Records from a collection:

---------------

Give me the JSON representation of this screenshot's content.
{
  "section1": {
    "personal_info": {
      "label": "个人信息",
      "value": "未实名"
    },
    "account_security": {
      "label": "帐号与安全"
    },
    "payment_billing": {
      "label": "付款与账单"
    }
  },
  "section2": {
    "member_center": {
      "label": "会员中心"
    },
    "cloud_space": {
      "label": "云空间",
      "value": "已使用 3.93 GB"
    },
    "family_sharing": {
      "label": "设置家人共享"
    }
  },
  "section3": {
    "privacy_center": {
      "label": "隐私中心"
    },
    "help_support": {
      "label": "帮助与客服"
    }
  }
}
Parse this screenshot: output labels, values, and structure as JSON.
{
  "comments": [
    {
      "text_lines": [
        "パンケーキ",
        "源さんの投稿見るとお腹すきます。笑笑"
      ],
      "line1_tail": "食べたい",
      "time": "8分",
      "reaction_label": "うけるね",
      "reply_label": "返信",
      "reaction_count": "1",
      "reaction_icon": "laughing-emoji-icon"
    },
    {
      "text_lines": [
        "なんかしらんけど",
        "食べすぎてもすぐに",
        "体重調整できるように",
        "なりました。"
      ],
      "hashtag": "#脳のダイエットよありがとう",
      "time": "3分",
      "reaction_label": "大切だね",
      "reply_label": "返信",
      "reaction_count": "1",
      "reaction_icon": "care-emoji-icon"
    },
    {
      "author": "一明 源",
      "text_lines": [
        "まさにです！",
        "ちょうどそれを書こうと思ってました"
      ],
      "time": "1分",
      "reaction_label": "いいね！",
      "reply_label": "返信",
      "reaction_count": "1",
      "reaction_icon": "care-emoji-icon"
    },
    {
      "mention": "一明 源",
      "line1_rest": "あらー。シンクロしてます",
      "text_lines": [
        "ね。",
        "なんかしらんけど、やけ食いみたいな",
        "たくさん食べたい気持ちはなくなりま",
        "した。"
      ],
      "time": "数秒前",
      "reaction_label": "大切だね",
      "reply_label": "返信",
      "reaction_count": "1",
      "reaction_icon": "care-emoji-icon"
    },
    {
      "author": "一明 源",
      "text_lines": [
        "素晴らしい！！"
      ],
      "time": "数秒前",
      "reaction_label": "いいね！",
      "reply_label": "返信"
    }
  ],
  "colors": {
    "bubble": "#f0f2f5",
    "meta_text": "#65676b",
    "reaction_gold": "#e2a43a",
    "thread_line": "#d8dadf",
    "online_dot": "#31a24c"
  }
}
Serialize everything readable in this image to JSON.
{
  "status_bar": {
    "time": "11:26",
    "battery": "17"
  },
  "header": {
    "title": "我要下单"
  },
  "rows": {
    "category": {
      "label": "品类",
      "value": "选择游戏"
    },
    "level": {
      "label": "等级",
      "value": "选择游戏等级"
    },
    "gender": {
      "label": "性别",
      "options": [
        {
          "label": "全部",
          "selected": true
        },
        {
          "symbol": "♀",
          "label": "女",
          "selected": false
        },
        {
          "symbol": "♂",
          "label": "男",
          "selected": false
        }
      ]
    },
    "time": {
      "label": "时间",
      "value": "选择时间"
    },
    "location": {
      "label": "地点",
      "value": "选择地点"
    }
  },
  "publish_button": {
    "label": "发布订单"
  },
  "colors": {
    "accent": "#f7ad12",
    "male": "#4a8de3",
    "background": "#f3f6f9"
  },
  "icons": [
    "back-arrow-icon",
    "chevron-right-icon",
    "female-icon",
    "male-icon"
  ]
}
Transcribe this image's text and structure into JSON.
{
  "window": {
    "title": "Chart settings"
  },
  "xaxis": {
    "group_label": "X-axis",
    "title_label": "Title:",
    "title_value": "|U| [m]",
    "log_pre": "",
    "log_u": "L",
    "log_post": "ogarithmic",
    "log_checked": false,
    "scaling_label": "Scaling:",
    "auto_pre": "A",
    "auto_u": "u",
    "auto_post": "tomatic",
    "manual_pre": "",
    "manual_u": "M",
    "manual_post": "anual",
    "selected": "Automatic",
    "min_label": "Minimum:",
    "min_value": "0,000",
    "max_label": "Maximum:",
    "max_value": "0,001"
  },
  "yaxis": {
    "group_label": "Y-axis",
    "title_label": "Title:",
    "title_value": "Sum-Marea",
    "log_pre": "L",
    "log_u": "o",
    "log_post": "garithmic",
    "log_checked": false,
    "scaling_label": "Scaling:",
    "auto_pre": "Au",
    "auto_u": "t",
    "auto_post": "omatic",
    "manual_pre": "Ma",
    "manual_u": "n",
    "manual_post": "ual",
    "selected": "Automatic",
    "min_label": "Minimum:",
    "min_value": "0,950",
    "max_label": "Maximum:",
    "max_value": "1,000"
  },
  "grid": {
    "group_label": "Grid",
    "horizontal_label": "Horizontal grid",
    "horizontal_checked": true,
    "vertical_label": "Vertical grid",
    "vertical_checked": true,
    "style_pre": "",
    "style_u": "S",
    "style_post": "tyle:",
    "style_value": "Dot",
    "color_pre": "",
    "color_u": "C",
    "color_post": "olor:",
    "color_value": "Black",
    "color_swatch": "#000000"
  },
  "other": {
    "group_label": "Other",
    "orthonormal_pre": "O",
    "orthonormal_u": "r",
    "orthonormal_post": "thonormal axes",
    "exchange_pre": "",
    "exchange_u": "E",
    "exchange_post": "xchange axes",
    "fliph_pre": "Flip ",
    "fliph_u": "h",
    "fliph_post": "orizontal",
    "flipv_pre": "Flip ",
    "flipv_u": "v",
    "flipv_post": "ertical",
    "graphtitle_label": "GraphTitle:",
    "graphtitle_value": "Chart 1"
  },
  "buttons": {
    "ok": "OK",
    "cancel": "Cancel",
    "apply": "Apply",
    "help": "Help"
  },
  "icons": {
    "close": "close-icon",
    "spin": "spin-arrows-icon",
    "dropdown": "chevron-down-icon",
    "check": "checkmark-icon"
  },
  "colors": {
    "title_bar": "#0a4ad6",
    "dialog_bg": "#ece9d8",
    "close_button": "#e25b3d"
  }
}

---------------

**WHAT YOU HAVE TO DO**
Exactly as written, please output every entry.

**EXERCISE RESULT**
Give me the JSON representation of this screenshot's content.
{
  "section1": {
    "personal_info": {
      "label": "个人信息",
      "value": "未实名"
    },
    "account_security": {
      "label": "帐号与安全"
    },
    "payment_billing": {
      "label": "付款与账单"
    }
  },
  "section2": {
    "member_center": {
      "label": "会员中心"
    },
    "cloud_space": {
      "label": "云空间",
      "value": "已使用 3.93 GB"
    },
    "family_sharing": {
      "label": "设置家人共享"
    }
  },
  "section3": {
    "privacy_center": {
      "label": "隐私中心"
    },
    "help_support": {
      "label": "帮助与客服"
    }
  }
}
Parse this screenshot: output labels, values, and structure as JSON.
{
  "comments": [
    {
      "text_lines": [
        "パンケーキ",
        "源さんの投稿見るとお腹すきます。笑笑"
      ],
      "line1_tail": "食べたい",
      "time": "8分",
      "reaction_label": "うけるね",
      "reply_label": "返信",
      "reaction_count": "1",
      "reaction_icon": "laughing-emoji-icon"
    },
    {
      "text_lines": [
        "なんかしらんけど",
        "食べすぎてもすぐに",
        "体重調整できるように",
        "なりました。"
      ],
      "hashtag": "#脳のダイエットよありがとう",
      "time": "3分",
      "reaction_label": "大切だね",
      "reply_label": "返信",
      "reaction_count": "1",
      "reaction_icon": "care-emoji-icon"
    },
    {
      "author": "一明 源",
      "text_lines": [
        "まさにです！",
        "ちょうどそれを書こうと思ってました"
      ],
      "time": "1分",
      "reaction_label": "いいね！",
      "reply_label": "返信",
      "reaction_count": "1",
      "reaction_icon": "care-emoji-icon"
    },
    {
      "mention": "一明 源",
      "line1_rest": "あらー。シンクロしてます",
      "text_lines": [
        "ね。",
        "なんかしらんけど、やけ食いみたいな",
        "たくさん食べたい気持ちはなくなりま",
        "した。"
      ],
      "time": "数秒前",
      "reaction_label": "大切だね",
      "reply_label": "返信",
      "reaction_count": "1",
      "reaction_icon": "care-emoji-icon"
    },
    {
      "author": "一明 源",
      "text_lines": [
        "素晴らしい！！"
      ],
      "time": "数秒前",
      "reaction_label": "いいね！",
      "reply_label": "返信"
    }
  ],
  "colors": {
    "bubble": "#f0f2f5",
    "meta_text": "#65676b",
    "reaction_gold": "#e2a43a",
    "thread_line": "#d8dadf",
    "online_dot": "#31a24c"
  }
}
Serialize everything readable in this image to JSON.
{
  "status_bar": {
    "time": "11:26",
    "battery": "17"
  },
  "header": {
    "title": "我要下单"
  },
  "rows": {
    "category": {
      "label": "品类",
      "value": "选择游戏"
    },
    "level": {
      "label": "等级",
      "value": "选择游戏等级"
    },
    "gender": {
      "label": "性别",
      "options": [
        {
          "label": "全部",
          "selected": true
        },
        {
          "symbol": "♀",
          "label": "女",
          "selected": false
        },
        {
          "symbol": "♂",
          "label": "男",
          "selected": false
        }
      ]
    },
    "time": {
      "label": "时间",
      "value": "选择时间"
    },
    "location": {
      "label": "地点",
      "value": "选择地点"
    }
  },
  "publish_button": {
    "label": "发布订单"
  },
  "colors": {
    "accent": "#f7ad12",
    "male": "#4a8de3",
    "background": "#f3f6f9"
  },
  "icons": [
    "back-arrow-icon",
    "chevron-right-icon",
    "female-icon",
    "male-icon"
  ]
}
Transcribe this image's text and structure into JSON.
{
  "window": {
    "title": "Chart settings"
  },
  "xaxis": {
    "group_label": "X-axis",
    "title_label": "Title:",
    "title_value": "|U| [m]",
    "log_pre": "",
    "log_u": "L",
    "log_post": "ogarithmic",
    "log_checked": false,
    "scaling_label": "Scaling:",
    "auto_pre": "A",
    "auto_u": "u",
    "auto_post": "tomatic",
    "manual_pre": "",
    "manual_u": "M",
    "manual_post": "anual",
    "selected": "Automatic",
    "min_label": "Minimum:",
    "min_value": "0,000",
    "max_label": "Maximum:",
    "max_value": "0,001"
  },
  "yaxis": {
    "group_label": "Y-axis",
    "title_label": "Title:",
    "title_value": "Sum-Marea",
    "log_pre": "L",
    "log_u": "o",
    "log_post": "garithmic",
    "log_checked": false,
    "scaling_label": "Scaling:",
    "auto_pre": "Au",
    "auto_u": "t",
    "auto_post": "omatic",
    "manual_pre": "Ma",
    "manual_u": "n",
    "manual_post": "ual",
    "selected": "Automatic",
    "min_label": "Minimum:",
    "min_value": "0,950",
    "max_label": "Maximum:",
    "max_value": "1,000"
  },
  "grid": {
    "group_label": "Grid",
    "horizontal_label": "Horizontal grid",
    "horizontal_checked": true,
    "vertical_label": "Vertical grid",
    "vertical_checked": true,
    "style_pre": "",
    "style_u": "S",
    "style_post": "tyle:",
    "style_value": "Dot",
    "color_pre": "",
    "color_u": "C",
    "color_post": "olor:",
    "color_value": "Black",
    "color_swatch": "#000000"
  },
  "other": {
    "group_label": "Other",
    "orthonormal_pre": "O",
    "orthonormal_u": "r",
    "orthonormal_post": "thonormal axes",
    "exchange_pre": "",
    "exchange_u": "E",
    "exchange_post": "xchange axes",
    "fliph_pre": "Flip ",
    "fliph_u": "h",
    "fliph_post": "orizontal",
    "flipv_pre": "Flip ",
    "flipv_u": "v",
    "flipv_post": "ertical",
    "graphtitle_label": "GraphTitle:",
    "graphtitle_value": "Chart 1"
  },
  "buttons": {
    "ok": "OK",
    "cancel": "Cancel",
    "apply": "Apply",
    "help": "Help"
  },
  "icons": {
    "close": "close-icon",
    "spin": "spin-arrows-icon",
    "dropdown": "chevron-down-icon",
    "check": "checkmark-icon"
  },
  "colors": {
    "title_bar": "#0a4ad6",
    "dialog_bg": "#ece9d8",
    "close_button": "#e25b3d"
  }
}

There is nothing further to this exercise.